▶ Exercise goal: Only the number is needed: how many lines of the records include "exception"?

• • • • • • •

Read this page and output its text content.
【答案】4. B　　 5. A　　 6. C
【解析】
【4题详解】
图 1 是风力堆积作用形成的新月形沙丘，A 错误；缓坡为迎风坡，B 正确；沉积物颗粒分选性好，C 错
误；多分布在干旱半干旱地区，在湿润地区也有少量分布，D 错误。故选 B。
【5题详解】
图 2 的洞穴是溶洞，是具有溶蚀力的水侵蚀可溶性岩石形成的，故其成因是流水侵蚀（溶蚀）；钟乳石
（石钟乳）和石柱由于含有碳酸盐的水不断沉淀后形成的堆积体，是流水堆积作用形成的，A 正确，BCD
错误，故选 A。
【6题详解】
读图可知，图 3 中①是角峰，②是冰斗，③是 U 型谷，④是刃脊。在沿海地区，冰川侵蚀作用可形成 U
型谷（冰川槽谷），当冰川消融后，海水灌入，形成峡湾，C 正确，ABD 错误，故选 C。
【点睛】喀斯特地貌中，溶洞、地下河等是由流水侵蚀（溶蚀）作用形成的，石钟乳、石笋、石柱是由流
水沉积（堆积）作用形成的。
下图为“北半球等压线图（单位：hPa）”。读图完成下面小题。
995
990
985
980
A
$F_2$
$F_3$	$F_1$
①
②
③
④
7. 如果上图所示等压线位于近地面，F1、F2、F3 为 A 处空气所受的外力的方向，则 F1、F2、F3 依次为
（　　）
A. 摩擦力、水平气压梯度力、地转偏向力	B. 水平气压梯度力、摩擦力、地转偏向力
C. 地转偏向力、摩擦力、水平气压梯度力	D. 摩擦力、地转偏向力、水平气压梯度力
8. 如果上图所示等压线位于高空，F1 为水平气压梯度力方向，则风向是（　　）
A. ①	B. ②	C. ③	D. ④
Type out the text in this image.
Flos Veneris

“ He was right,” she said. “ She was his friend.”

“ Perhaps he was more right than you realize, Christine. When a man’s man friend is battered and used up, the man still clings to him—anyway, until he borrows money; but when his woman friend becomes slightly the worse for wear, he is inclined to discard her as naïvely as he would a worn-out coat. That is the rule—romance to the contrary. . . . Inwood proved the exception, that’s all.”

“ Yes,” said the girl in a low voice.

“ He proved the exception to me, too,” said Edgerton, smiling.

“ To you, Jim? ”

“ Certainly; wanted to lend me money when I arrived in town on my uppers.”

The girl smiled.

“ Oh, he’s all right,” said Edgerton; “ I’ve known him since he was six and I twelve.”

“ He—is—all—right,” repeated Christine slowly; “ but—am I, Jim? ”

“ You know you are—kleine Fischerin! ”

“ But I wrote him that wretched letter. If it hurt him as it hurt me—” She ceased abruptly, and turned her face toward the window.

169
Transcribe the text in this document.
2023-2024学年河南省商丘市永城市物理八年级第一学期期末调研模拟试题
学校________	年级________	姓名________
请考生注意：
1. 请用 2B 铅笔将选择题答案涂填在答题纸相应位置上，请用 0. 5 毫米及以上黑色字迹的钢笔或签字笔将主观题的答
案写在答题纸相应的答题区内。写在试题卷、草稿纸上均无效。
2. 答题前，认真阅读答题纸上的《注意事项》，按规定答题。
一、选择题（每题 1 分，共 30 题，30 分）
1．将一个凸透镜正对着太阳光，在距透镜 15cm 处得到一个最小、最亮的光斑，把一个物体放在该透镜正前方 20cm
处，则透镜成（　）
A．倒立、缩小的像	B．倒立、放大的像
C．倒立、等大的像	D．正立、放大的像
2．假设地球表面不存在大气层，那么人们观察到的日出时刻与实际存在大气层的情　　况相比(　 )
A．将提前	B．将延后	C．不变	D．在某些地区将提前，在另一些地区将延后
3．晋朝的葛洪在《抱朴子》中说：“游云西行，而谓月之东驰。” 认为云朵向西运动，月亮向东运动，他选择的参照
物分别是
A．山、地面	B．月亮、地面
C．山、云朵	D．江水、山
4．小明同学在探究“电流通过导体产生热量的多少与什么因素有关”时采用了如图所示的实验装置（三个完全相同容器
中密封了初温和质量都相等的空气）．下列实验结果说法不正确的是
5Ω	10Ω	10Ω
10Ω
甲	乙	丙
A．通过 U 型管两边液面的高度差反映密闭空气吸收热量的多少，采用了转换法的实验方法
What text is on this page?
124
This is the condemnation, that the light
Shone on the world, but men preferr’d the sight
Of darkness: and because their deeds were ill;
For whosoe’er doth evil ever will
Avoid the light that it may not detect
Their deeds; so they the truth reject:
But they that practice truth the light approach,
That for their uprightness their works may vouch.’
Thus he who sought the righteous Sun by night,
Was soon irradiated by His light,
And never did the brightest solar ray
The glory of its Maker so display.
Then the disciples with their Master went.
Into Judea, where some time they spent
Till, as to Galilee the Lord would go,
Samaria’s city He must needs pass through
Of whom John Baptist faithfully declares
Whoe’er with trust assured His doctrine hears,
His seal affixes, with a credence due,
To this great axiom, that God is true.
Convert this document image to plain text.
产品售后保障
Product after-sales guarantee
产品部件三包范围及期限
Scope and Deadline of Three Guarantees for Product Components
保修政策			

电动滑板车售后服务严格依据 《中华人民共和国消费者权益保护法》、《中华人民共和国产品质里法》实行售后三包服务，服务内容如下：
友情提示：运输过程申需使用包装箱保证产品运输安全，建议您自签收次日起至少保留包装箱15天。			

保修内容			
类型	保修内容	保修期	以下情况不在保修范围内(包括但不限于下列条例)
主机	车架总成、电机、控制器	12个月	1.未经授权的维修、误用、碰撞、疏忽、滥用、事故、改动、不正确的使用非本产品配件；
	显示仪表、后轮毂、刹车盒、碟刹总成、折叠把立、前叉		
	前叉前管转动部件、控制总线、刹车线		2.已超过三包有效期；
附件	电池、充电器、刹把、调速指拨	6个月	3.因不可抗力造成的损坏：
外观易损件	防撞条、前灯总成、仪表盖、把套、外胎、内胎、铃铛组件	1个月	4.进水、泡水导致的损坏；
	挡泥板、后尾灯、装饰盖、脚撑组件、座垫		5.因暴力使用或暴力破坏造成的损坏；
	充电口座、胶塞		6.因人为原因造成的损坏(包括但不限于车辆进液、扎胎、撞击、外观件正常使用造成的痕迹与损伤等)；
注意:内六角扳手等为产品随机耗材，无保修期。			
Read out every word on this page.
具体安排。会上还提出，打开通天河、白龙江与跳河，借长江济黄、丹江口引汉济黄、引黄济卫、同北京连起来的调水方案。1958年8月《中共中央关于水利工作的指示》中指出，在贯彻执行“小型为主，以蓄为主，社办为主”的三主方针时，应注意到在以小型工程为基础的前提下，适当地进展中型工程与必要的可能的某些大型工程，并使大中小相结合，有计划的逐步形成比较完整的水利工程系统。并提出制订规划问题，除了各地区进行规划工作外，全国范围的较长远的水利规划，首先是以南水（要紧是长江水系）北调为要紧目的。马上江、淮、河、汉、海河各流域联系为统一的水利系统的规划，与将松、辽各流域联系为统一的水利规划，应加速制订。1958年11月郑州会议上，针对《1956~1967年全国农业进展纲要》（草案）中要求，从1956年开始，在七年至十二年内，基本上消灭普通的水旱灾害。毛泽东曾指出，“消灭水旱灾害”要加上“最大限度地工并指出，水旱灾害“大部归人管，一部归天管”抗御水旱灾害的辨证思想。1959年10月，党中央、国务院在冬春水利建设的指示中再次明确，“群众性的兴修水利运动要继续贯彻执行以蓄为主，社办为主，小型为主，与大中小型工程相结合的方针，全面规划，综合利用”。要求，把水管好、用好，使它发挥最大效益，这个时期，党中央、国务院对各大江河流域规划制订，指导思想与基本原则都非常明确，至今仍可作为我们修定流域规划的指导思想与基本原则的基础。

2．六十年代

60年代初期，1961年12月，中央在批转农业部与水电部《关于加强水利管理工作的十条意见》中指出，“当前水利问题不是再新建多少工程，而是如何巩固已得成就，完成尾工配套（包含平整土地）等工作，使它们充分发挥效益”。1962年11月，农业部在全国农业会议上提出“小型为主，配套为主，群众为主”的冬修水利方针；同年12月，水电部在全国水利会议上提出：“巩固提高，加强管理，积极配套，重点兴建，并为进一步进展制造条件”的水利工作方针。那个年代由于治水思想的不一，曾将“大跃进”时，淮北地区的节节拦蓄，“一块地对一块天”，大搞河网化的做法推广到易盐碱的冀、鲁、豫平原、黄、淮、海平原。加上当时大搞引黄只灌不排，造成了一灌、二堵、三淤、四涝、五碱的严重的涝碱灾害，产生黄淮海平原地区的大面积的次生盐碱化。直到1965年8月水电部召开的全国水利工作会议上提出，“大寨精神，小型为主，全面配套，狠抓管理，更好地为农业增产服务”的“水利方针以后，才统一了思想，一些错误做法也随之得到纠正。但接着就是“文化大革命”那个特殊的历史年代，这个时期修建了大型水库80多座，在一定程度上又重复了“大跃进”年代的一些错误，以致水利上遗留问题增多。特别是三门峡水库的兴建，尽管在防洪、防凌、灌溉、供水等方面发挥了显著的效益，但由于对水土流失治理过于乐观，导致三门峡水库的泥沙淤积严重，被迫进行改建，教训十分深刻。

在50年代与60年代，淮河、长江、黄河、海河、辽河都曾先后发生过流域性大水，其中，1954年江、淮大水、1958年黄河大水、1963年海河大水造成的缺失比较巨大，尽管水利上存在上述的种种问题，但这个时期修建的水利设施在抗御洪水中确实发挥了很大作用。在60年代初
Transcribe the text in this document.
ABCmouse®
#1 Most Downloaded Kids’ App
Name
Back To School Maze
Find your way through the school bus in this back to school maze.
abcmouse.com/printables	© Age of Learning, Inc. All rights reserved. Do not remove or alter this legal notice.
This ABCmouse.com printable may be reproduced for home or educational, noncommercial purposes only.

• • • • • • •

▶ Result for this exercise: 2